* start SOURCE MATERIAL *
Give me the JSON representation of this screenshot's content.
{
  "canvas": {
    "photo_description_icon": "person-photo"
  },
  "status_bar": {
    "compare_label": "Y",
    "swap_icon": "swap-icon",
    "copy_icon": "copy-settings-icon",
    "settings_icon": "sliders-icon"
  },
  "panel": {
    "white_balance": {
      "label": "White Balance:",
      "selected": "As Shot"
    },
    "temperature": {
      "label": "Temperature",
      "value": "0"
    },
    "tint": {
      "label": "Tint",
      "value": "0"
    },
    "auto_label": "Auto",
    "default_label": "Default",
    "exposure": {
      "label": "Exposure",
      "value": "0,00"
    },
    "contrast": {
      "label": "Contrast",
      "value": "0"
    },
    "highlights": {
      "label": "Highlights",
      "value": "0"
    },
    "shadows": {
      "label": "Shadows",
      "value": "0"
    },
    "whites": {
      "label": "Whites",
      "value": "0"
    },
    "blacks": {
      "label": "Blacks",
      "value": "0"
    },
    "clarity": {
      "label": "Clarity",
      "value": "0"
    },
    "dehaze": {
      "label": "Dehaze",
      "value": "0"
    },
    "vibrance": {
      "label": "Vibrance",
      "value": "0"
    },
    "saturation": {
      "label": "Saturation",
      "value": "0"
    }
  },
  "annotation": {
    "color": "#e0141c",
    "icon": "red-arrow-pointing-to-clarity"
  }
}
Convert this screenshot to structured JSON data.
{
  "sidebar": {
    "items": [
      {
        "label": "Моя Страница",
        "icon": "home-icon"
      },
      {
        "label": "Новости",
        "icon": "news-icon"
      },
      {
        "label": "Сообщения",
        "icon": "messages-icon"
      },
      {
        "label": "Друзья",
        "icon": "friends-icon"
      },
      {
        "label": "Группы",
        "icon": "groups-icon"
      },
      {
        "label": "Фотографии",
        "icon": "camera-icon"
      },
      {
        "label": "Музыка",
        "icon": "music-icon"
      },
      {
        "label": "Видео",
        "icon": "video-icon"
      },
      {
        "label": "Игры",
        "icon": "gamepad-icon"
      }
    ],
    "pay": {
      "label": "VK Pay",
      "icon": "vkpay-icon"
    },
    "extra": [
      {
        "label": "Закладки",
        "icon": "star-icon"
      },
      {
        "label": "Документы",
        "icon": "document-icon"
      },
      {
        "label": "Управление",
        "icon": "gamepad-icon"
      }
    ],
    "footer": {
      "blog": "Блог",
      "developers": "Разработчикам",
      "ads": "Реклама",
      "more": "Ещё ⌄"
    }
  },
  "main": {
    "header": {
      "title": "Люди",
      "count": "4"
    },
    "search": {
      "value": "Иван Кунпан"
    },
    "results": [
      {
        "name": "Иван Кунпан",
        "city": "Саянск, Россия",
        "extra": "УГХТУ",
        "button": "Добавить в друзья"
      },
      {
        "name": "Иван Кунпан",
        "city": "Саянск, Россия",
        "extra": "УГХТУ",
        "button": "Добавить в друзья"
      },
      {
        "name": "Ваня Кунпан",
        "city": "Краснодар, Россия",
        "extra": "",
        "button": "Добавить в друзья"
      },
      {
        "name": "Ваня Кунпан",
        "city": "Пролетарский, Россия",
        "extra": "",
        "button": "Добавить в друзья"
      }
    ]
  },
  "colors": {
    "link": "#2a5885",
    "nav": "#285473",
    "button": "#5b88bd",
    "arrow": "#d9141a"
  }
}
* end SOURCE MATERIAL *
*WORK INSTRUCTIONS*:
Going through the data, tally the lines containing "Россия" and report only the result.

*RESPONSE TO THE EXERCISE*:
4